All lines below must be repeated exactly, with the pictures omitted.

# Input data:
★ ★ ★ ★ ★
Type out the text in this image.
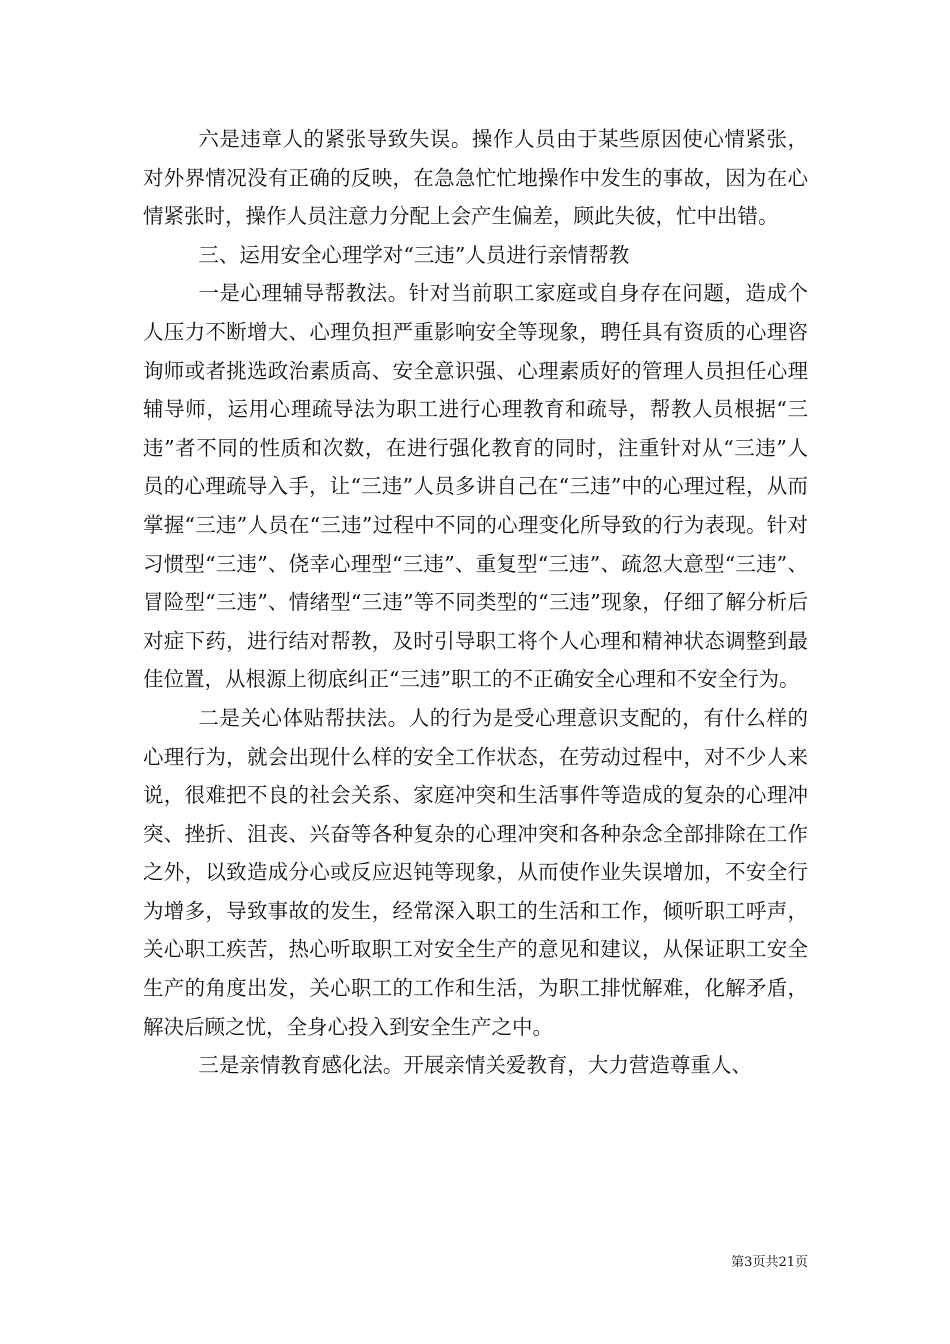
六是违章人的紧张导致失误。操作人员由于某些原因使心情紧张，对外界情况没有正确的反映，在急急忙忙地操作中发生的事故，因为在心情紧张时，操作人员注意力分配上会产生偏差，顾此失彼，忙中出错。

三、运用安全心理学对“三违”人员进行亲情帮教

一是心理辅导帮教法。针对当前职工家庭或自身存在问题，造成个人压力不断增大、心理负担严重影响安全等现象，聘任具有资质的心理咨询师或者挑选政治素质高、安全意识强、心理素质好的管理人员担任心理辅导师，运用心理疏导法为职工进行心理教育和疏导，帮教人员根据“三违”者不同的性质和次数，在进行强化教育的同时，注重针对从“三违”人员的心理疏导入手，让“三违”人员多讲自己在“三违”中的心理过程，从而掌握“三违”人员在“三违”过程中不同的心理变化所导致的行为表现。针对习惯型“三违”、侥幸心理型“三违”、重复型“三违”、疏忽大意型“三违”、冒险型“三违”、情绪型“三违”等不同类型的“三违”现象，仔细了解分析后对症下药，进行结对帮教，及时引导职工将个人心理和精神状态调整到最佳位置，从根源上彻底纠正“三违”职工的不正确安全心理和不安全行为。

二是关心体贴帮扶法。人的行为是受心理意识支配的，有什么样的心理行为，就会出现什么样的安全工作状态，在劳动过程中，对不少人来说，很难把不良的社会关系、家庭冲突和生活事件等造成的复杂的心理冲突、挫折、沮丧、兴奋等各种复杂的心理冲突和各种杂念全部排除在工作之外，以致造成分心或反应迟钝等现象，从而使作业失误增加，不安全行为增多，导致事故的发生，经常深入职工的生活和工作，倾听职工呼声，关心职工疾苦，热心听取职工对安全生产的意见和建议，从保证职工安全生产的角度出发，关心职工的工作和生活，为职工排忧解难，化解矛盾，解决后顾之忧，全身心投入到安全生产之中。

三是亲情教育感化法。开展亲情关爱教育，大力营造尊重人、

第3页共21页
★ ★ ★ ★ ★
# Correct output:
Type out the text in this image.
六是违章人的紧张导致失误。操作人员由于某些原因使心情紧张，对外界情况没有正确的反映，在急急忙忙地操作中发生的事故，因为在心情紧张时，操作人员注意力分配上会产生偏差，顾此失彼，忙中出错。

三、运用安全心理学对“三违”人员进行亲情帮教

一是心理辅导帮教法。针对当前职工家庭或自身存在问题，造成个人压力不断增大、心理负担严重影响安全等现象，聘任具有资质的心理咨询师或者挑选政治素质高、安全意识强、心理素质好的管理人员担任心理辅导师，运用心理疏导法为职工进行心理教育和疏导，帮教人员根据“三违”者不同的性质和次数，在进行强化教育的同时，注重针对从“三违”人员的心理疏导入手，让“三违”人员多讲自己在“三违”中的心理过程，从而掌握“三违”人员在“三违”过程中不同的心理变化所导致的行为表现。针对习惯型“三违”、侥幸心理型“三违”、重复型“三违”、疏忽大意型“三违”、冒险型“三违”、情绪型“三违”等不同类型的“三违”现象，仔细了解分析后对症下药，进行结对帮教，及时引导职工将个人心理和精神状态调整到最佳位置，从根源上彻底纠正“三违”职工的不正确安全心理和不安全行为。

二是关心体贴帮扶法。人的行为是受心理意识支配的，有什么样的心理行为，就会出现什么样的安全工作状态，在劳动过程中，对不少人来说，很难把不良的社会关系、家庭冲突和生活事件等造成的复杂的心理冲突、挫折、沮丧、兴奋等各种复杂的心理冲突和各种杂念全部排除在工作之外，以致造成分心或反应迟钝等现象，从而使作业失误增加，不安全行为增多，导致事故的发生，经常深入职工的生活和工作，倾听职工呼声，关心职工疾苦，热心听取职工对安全生产的意见和建议，从保证职工安全生产的角度出发，关心职工的工作和生活，为职工排忧解难，化解矛盾，解决后顾之忧，全身心投入到安全生产之中。

三是亲情教育感化法。开展亲情关爱教育，大力营造尊重人、

第3页共21页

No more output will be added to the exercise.